Document segment:
But one thing is for certain Clive will be looking after himself. Palmer argues for lower taxation across the board, including lower company tax and has already voted to end the mining tax.

Palmer has also shown a capacity to change his mind from day to day, whether over climate policy or university fee deregulation, which he said he would support until reversing his position days later.

Palmer won big votes at the federal election in a number of areas hit hard by poverty and job losses. Tasmanian PUP Senator Jaquie Lambie won her highest vote, of around 10 per cent, in the North West of Tasmania.

This is an area where pulp and paper mills that once employed thousands in small towns like Burnie and Devonport have shut down. Caterpillar, who make mining machinery, cut 400 jobs and shut down manufacturing that supported 4000 households in the area in 2013. These areas are facing 10 per cent unemployment.

When Caterpillar shut down, Centrelink had to send people up to the factory three weeks in advance to start processing them. Centrelink would have been overrun by the hundreds made jobless otherwise.

Sadly, the failure of either Labor or the Liberals to save jobs, and the failure of The Greens nationally to take up working class issues has created fertile ground for a right-wing politician like Clive Palmer to fill the space with populist promises.

Inside the PUP

Until he formed PUP Palmer was an important figure in the LNP in Queensland. He was made a life member of the Queensland National Party in 1992 and donated $850,000 in his last full year as a member.

But Palmer fell out with Queensland’s Campbell Newman government after it won power in 2012. He was angered by decisions—tellingly, including a tax increase on coal mining in Newman’s first budget, and the refusal to give Palmer preferential treatment for business deals in property on the Sunshine Coast and a new rail corridor development in the coal-rich Galilee basin.

Palmer was almost expelled from the LNP after a series of strident attacks on Newman’s government after this.

Information shown:
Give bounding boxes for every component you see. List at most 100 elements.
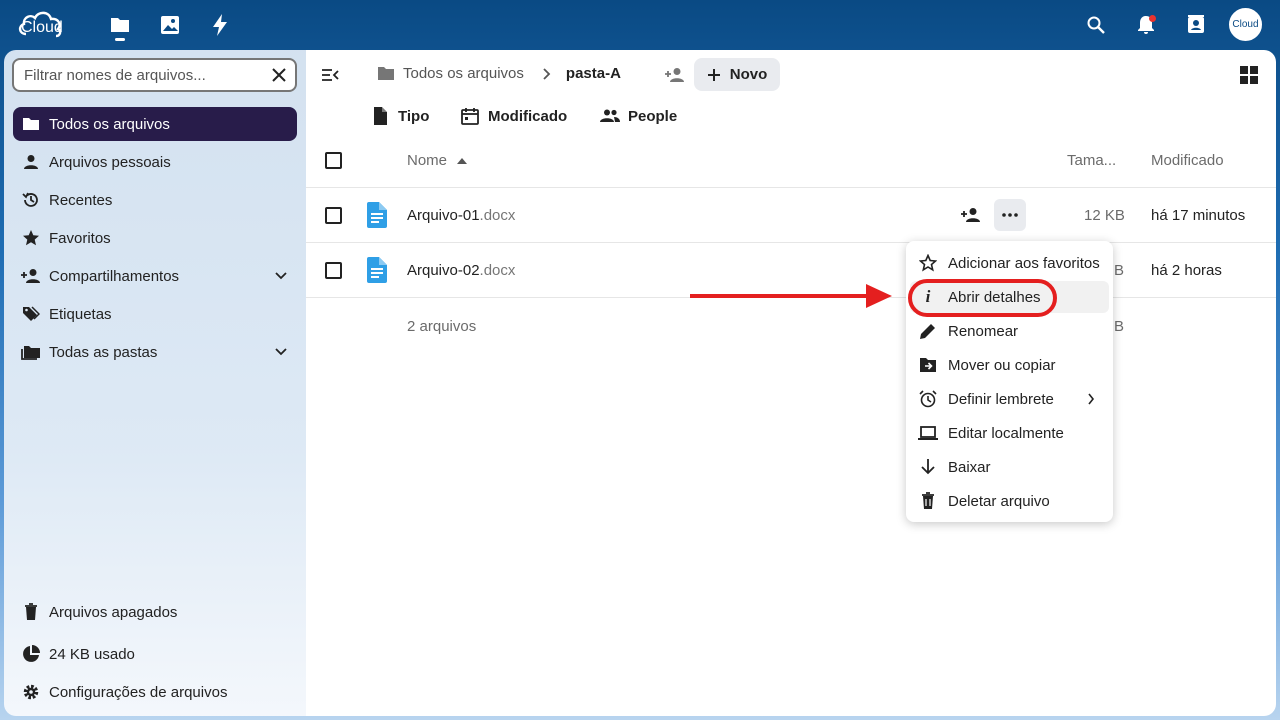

Your goal: Extend the text on Clive Palmer and the PUP, picking up directly after its final sentence.

The reply:
Underneath Palmer’s populism is a traditional, right-wing, pro-business Liberal philosophy. PUP’s policy program has whole sections literally copy and pasted from the Liberals’ program. PUP says it stands for “the creation of wealth and in competitive enterprise”, “reducing taxation” and “the family”. His populism has a decidedly nationalist tinge, as he constantly talks of the need to “work together for the benefit of our country” and declares “we’re all Australians”.

Palmer’s whole history has been of using politics and political connections to serve his business interests. In the 1980s he used his links to the National Party to have local council decisions overturned so he could push through townhouse developments.

In many ways the PUP is an extension of Clive’s business empire. Many PUP candidates are managers of various Palmer businesses. Dio Wang, its Senator for Western Australia, was managing director of Palmer’s Australasian Resources before his election. Other PUP candidates have included Ian Ferguson (Managing director of Queensland Nickel), Clive Mensink (a senior executive at Mineralogy) and Bill Schoch (manager of Palmer’s Coolum Resort).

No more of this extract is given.